• [Goal]: The listing below is to be output in its exact form.

>> begin

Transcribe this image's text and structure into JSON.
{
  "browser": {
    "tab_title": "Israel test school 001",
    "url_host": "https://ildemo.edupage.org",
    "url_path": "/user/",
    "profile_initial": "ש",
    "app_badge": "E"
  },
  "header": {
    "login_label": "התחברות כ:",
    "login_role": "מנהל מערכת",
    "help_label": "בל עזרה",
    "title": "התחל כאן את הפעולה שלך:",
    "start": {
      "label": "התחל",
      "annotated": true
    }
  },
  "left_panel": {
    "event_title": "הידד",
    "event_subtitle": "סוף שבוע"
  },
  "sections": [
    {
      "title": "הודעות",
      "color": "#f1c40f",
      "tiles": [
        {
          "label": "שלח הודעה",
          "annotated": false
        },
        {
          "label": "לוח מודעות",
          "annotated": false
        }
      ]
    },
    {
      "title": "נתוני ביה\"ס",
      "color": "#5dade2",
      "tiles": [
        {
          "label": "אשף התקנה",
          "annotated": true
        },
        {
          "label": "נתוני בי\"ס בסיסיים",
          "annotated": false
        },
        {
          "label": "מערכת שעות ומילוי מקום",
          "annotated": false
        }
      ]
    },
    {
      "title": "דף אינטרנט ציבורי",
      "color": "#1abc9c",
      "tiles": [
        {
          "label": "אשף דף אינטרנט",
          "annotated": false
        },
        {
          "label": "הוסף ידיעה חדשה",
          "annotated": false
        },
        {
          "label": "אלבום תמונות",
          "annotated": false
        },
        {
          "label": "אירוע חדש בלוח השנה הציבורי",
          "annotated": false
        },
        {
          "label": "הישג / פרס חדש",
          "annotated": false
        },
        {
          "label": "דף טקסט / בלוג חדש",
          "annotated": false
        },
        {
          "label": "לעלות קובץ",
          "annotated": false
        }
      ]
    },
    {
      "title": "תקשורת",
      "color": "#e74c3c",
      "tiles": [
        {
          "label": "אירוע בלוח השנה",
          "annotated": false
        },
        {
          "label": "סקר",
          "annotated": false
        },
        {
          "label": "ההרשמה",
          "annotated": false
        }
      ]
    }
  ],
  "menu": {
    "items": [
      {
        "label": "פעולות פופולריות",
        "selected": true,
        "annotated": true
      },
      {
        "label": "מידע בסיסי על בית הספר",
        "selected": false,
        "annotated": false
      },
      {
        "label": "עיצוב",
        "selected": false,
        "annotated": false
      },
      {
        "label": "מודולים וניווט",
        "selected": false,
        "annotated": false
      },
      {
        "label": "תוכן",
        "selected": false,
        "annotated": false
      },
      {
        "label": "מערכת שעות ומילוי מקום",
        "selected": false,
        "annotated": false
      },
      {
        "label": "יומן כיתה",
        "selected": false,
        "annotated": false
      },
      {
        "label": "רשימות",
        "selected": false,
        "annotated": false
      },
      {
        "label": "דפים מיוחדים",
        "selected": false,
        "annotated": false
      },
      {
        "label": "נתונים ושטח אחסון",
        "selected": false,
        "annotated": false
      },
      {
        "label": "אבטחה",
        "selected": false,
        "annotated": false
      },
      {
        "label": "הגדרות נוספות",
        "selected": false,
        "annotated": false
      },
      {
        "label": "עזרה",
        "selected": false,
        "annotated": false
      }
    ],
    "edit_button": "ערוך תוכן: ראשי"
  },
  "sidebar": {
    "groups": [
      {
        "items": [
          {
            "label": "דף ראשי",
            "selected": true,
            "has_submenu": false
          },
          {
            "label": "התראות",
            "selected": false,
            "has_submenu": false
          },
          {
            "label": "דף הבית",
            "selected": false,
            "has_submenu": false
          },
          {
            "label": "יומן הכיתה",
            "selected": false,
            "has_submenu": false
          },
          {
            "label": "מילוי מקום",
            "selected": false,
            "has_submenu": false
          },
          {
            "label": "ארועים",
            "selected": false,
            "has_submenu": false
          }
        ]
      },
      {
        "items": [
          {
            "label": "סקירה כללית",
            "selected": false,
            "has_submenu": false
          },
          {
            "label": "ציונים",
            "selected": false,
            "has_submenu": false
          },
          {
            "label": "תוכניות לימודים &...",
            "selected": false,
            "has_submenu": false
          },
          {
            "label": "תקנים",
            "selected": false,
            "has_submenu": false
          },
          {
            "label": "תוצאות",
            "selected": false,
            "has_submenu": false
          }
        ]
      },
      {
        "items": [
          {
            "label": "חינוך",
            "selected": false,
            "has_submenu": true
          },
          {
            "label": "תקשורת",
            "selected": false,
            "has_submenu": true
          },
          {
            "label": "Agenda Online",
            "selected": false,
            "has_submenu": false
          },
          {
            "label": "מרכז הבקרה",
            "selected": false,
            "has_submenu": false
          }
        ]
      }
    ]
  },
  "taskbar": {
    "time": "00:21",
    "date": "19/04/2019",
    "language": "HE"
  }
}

>> end

• [Exercise solution]:
Transcribe this image's text and structure into JSON.
{
  "browser": {
    "tab_title": "Israel test school 001",
    "url_host": "https://ildemo.edupage.org",
    "url_path": "/user/",
    "profile_initial": "ש",
    "app_badge": "E"
  },
  "header": {
    "login_label": "התחברות כ:",
    "login_role": "מנהל מערכת",
    "help_label": "בל עזרה",
    "title": "התחל כאן את הפעולה שלך:",
    "start": {
      "label": "התחל",
      "annotated": true
    }
  },
  "left_panel": {
    "event_title": "הידד",
    "event_subtitle": "סוף שבוע"
  },
  "sections": [
    {
      "title": "הודעות",
      "color": "#f1c40f",
      "tiles": [
        {
          "label": "שלח הודעה",
          "annotated": false
        },
        {
          "label": "לוח מודעות",
          "annotated": false
        }
      ]
    },
    {
      "title": "נתוני ביה\"ס",
      "color": "#5dade2",
      "tiles": [
        {
          "label": "אשף התקנה",
          "annotated": true
        },
        {
          "label": "נתוני בי\"ס בסיסיים",
          "annotated": false
        },
        {
          "label": "מערכת שעות ומילוי מקום",
          "annotated": false
        }
      ]
    },
    {
      "title": "דף אינטרנט ציבורי",
      "color": "#1abc9c",
      "tiles": [
        {
          "label": "אשף דף אינטרנט",
          "annotated": false
        },
        {
          "label": "הוסף ידיעה חדשה",
          "annotated": false
        },
        {
          "label": "אלבום תמונות",
          "annotated": false
        },
        {
          "label": "אירוע חדש בלוח השנה הציבורי",
          "annotated": false
        },
        {
          "label": "הישג / פרס חדש",
          "annotated": false
        },
        {
          "label": "דף טקסט / בלוג חדש",
          "annotated": false
        },
        {
          "label": "לעלות קובץ",
          "annotated": false
        }
      ]
    },
    {
      "title": "תקשורת",
      "color": "#e74c3c",
      "tiles": [
        {
          "label": "אירוע בלוח השנה",
          "annotated": false
        },
        {
          "label": "סקר",
          "annotated": false
        },
        {
          "label": "ההרשמה",
          "annotated": false
        }
      ]
    }
  ],
  "menu": {
    "items": [
      {
        "label": "פעולות פופולריות",
        "selected": true,
        "annotated": true
      },
      {
        "label": "מידע בסיסי על בית הספר",
        "selected": false,
        "annotated": false
      },
      {
        "label": "עיצוב",
        "selected": false,
        "annotated": false
      },
      {
        "label": "מודולים וניווט",
        "selected": false,
        "annotated": false
      },
      {
        "label": "תוכן",
        "selected": false,
        "annotated": false
      },
      {
        "label": "מערכת שעות ומילוי מקום",
        "selected": false,
        "annotated": false
      },
      {
        "label": "יומן כיתה",
        "selected": false,
        "annotated": false
      },
      {
        "label": "רשימות",
        "selected": false,
        "annotated": false
      },
      {
        "label": "דפים מיוחדים",
        "selected": false,
        "annotated": false
      },
      {
        "label": "נתונים ושטח אחסון",
        "selected": false,
        "annotated": false
      },
      {
        "label": "אבטחה",
        "selected": false,
        "annotated": false
      },
      {
        "label": "הגדרות נוספות",
        "selected": false,
        "annotated": false
      },
      {
        "label": "עזרה",
        "selected": false,
        "annotated": false
      }
    ],
    "edit_button": "ערוך תוכן: ראשי"
  },
  "sidebar": {
    "groups": [
      {
        "items": [
          {
            "label": "דף ראשי",
            "selected": true,
            "has_submenu": false
          },
          {
            "label": "התראות",
            "selected": false,
            "has_submenu": false
          },
          {
            "label": "דף הבית",
            "selected": false,
            "has_submenu": false
          },
          {
            "label": "יומן הכיתה",
            "selected": false,
            "has_submenu": false
          },
          {
            "label": "מילוי מקום",
            "selected": false,
            "has_submenu": false
          },
          {
            "label": "ארועים",
            "selected": false,
            "has_submenu": false
          }
        ]
      },
      {
        "items": [
          {
            "label": "סקירה כללית",
            "selected": false,
            "has_submenu": false
          },
          {
            "label": "ציונים",
            "selected": false,
            "has_submenu": false
          },
          {
            "label": "תוכניות לימודים &...",
            "selected": false,
            "has_submenu": false
          },
          {
            "label": "תקנים",
            "selected": false,
            "has_submenu": false
          },
          {
            "label": "תוצאות",
            "selected": false,
            "has_submenu": false
          }
        ]
      },
      {
        "items": [
          {
            "label": "חינוך",
            "selected": false,
            "has_submenu": true
          },
          {
            "label": "תקשורת",
            "selected": false,
            "has_submenu": true
          },
          {
            "label": "Agenda Online",
            "selected": false,
            "has_submenu": false
          },
          {
            "label": "מרכז הבקרה",
            "selected": false,
            "has_submenu": false
          }
        ]
      }
    ]
  },
  "taskbar": {
    "time": "00:21",
    "date": "19/04/2019",
    "language": "HE"
  }
}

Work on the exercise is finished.